++++ Working data

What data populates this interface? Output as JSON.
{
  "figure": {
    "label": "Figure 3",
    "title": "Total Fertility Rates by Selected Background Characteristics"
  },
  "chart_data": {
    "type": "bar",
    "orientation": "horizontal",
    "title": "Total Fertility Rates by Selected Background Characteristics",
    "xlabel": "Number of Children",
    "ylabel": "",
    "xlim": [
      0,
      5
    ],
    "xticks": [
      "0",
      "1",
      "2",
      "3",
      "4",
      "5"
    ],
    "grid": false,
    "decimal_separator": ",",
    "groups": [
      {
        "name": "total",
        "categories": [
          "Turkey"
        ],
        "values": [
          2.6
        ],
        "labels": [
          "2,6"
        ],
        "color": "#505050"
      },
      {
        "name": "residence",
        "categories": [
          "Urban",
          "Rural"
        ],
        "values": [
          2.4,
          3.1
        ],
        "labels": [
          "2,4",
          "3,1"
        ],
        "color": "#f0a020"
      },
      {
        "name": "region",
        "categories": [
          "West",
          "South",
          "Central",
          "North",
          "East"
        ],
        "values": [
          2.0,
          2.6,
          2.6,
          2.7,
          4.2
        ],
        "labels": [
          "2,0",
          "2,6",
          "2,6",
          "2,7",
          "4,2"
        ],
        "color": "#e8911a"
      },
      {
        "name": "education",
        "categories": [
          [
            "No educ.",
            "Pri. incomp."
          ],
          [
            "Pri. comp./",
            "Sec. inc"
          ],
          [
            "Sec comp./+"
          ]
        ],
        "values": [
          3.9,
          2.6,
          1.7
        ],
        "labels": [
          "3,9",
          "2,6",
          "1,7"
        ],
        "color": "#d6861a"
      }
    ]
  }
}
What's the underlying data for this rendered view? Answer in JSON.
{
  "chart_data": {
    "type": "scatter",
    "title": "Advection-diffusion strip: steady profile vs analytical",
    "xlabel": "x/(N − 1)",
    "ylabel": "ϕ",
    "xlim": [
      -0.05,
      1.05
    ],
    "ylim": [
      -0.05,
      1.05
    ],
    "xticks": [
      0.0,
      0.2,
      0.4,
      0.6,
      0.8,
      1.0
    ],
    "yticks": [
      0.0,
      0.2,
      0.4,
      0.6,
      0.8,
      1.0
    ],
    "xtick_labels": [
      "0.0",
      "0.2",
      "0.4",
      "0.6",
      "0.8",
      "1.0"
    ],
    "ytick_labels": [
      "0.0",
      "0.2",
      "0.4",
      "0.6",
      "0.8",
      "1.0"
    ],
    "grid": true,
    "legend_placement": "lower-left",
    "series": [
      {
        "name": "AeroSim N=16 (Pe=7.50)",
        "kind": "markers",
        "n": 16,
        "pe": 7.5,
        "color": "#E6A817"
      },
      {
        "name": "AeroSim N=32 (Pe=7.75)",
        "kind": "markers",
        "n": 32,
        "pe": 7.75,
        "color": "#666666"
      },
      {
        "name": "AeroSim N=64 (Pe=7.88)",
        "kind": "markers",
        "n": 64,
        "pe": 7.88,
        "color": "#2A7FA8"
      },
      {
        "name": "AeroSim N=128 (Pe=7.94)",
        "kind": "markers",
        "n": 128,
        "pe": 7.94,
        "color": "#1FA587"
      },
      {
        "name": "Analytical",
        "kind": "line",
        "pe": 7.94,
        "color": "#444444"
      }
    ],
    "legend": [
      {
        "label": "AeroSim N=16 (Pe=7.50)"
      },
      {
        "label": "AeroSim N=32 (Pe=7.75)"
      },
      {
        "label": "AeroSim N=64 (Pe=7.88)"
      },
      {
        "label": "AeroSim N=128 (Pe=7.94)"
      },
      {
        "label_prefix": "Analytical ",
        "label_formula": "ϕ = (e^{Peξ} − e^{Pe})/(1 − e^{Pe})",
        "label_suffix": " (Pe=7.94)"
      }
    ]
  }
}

++++++++

• Objective: Search the data above for the string "this" and return every line that has it.

• Task answer:
What data populates this interface? Output as JSON.
What's the underlying data for this rendered view? Answer in JSON.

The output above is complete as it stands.